» Stated exercise
Go through the data below. List every line that holds the word "real".

» Input material
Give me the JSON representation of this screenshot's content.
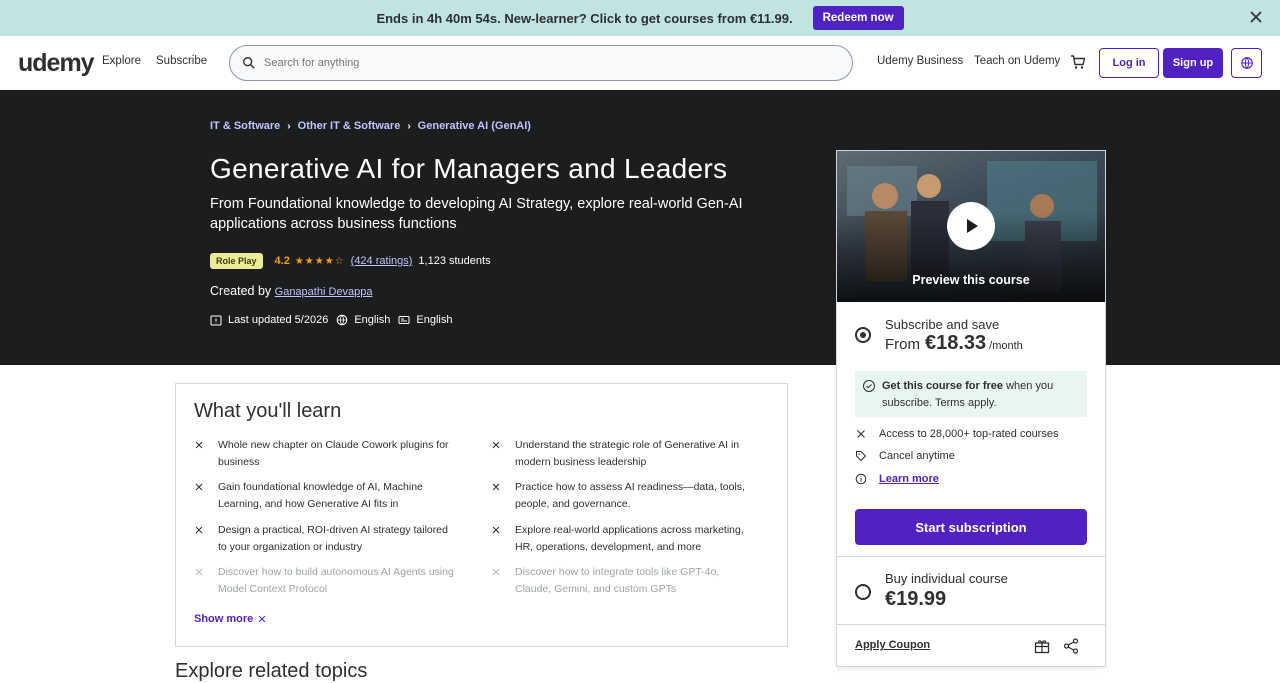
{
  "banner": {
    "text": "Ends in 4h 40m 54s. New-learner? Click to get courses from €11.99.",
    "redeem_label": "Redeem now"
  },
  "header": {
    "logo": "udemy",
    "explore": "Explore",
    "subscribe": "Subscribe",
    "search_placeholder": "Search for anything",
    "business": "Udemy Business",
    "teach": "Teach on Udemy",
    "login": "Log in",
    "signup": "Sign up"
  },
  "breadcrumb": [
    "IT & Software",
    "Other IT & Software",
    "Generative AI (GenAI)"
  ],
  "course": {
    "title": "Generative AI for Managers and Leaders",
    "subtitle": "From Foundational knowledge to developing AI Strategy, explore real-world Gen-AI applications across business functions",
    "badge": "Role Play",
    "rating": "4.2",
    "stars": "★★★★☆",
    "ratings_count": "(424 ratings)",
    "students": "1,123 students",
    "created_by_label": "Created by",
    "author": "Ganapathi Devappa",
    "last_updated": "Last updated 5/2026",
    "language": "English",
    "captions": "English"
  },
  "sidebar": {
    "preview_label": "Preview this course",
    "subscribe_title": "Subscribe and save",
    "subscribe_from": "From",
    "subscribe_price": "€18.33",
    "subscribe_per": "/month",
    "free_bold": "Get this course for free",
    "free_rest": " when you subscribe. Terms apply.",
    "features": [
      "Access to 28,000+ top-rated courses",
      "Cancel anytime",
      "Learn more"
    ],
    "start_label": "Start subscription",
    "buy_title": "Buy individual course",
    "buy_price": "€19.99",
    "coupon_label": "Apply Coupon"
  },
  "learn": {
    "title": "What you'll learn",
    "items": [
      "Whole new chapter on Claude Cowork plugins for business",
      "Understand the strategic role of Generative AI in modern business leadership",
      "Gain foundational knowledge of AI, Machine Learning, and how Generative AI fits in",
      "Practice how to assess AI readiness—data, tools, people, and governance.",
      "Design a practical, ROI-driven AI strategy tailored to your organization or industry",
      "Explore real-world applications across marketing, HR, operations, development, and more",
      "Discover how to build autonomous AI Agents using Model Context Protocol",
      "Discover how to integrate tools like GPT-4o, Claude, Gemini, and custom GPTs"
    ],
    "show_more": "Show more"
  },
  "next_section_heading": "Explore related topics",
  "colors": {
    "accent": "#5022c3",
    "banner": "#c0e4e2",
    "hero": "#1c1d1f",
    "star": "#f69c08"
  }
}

» Complete answer
    "subtitle": "From Foundational knowledge to developing AI Strategy, explore real-world Gen-AI applications across business functions",
      "Explore real-world applications across marketing, HR, operations, development, and more",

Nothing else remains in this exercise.